--- Start of Record extracts ---
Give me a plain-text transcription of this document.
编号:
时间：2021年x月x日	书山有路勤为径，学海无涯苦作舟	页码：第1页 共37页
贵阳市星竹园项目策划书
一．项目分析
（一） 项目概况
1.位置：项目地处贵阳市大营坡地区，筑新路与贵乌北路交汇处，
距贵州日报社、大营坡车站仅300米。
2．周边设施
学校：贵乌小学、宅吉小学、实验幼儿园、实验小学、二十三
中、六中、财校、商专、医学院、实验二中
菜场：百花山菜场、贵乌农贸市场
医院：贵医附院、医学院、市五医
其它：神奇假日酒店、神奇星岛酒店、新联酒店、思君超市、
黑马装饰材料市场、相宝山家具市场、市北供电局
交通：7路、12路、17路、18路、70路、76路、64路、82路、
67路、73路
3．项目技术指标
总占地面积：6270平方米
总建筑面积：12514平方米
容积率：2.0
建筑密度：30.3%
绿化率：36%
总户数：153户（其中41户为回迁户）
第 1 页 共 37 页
--- End of Record extracts ---
**Instruction:** Output the records exactly, including every line.

**The output:**
Give me a plain-text transcription of this document.
编号:
时间：2021年x月x日	书山有路勤为径，学海无涯苦作舟	页码：第1页 共37页
贵阳市星竹园项目策划书
一．项目分析
（一） 项目概况
1.位置：项目地处贵阳市大营坡地区，筑新路与贵乌北路交汇处，
距贵州日报社、大营坡车站仅300米。
2．周边设施
学校：贵乌小学、宅吉小学、实验幼儿园、实验小学、二十三
中、六中、财校、商专、医学院、实验二中
菜场：百花山菜场、贵乌农贸市场
医院：贵医附院、医学院、市五医
其它：神奇假日酒店、神奇星岛酒店、新联酒店、思君超市、
黑马装饰材料市场、相宝山家具市场、市北供电局
交通：7路、12路、17路、18路、70路、76路、64路、82路、
67路、73路
3．项目技术指标
总占地面积：6270平方米
总建筑面积：12514平方米
容积率：2.0
建筑密度：30.3%
绿化率：36%
总户数：153户（其中41户为回迁户）
第 1 页 共 37 页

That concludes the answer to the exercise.